Recorded data:
★ ★ ★ ★

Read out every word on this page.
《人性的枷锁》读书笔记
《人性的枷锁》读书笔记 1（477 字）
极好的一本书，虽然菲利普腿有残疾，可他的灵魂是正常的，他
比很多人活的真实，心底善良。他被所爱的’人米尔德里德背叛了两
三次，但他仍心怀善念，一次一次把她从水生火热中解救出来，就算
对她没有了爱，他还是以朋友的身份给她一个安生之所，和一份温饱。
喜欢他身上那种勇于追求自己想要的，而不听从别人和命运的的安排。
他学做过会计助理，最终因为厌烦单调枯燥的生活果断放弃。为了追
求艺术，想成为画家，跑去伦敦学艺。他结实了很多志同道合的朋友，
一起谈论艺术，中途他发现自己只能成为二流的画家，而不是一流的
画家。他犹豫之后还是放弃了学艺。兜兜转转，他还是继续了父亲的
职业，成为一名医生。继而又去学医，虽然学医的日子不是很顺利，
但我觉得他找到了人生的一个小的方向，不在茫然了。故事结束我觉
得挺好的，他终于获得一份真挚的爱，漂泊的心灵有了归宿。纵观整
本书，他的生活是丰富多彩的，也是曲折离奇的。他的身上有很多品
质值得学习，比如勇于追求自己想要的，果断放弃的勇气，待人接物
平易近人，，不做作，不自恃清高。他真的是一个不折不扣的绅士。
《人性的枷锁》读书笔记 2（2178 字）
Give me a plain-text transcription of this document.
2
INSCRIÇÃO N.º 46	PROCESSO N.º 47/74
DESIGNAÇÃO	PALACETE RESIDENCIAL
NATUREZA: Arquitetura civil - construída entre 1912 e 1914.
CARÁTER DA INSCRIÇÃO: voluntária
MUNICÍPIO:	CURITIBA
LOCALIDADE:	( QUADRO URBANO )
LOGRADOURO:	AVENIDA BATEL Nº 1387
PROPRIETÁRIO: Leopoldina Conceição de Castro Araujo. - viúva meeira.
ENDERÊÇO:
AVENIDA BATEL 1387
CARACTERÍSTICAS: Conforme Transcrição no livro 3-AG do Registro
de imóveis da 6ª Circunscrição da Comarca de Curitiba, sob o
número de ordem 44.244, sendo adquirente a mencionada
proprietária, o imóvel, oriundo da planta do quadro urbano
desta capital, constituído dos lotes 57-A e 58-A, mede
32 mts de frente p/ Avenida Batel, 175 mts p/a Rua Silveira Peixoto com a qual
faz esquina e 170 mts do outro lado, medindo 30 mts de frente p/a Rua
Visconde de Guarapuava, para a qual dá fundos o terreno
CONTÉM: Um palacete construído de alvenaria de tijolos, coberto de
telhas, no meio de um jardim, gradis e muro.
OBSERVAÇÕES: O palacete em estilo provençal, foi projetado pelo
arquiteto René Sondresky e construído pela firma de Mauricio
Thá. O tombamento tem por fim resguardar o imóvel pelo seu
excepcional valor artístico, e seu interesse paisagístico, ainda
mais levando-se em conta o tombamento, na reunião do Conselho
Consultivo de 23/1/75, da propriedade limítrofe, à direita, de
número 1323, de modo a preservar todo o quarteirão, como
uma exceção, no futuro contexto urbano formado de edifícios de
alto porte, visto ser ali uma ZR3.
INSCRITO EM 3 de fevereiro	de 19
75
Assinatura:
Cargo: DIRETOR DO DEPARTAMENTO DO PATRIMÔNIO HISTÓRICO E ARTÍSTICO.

★ ★ ★ ★

From the listing above, copy every line that holds the string "número".

número de ordem 44.244, sendo adquirente a mencionada
número 1323, de modo a preservar todo o quarteirão, como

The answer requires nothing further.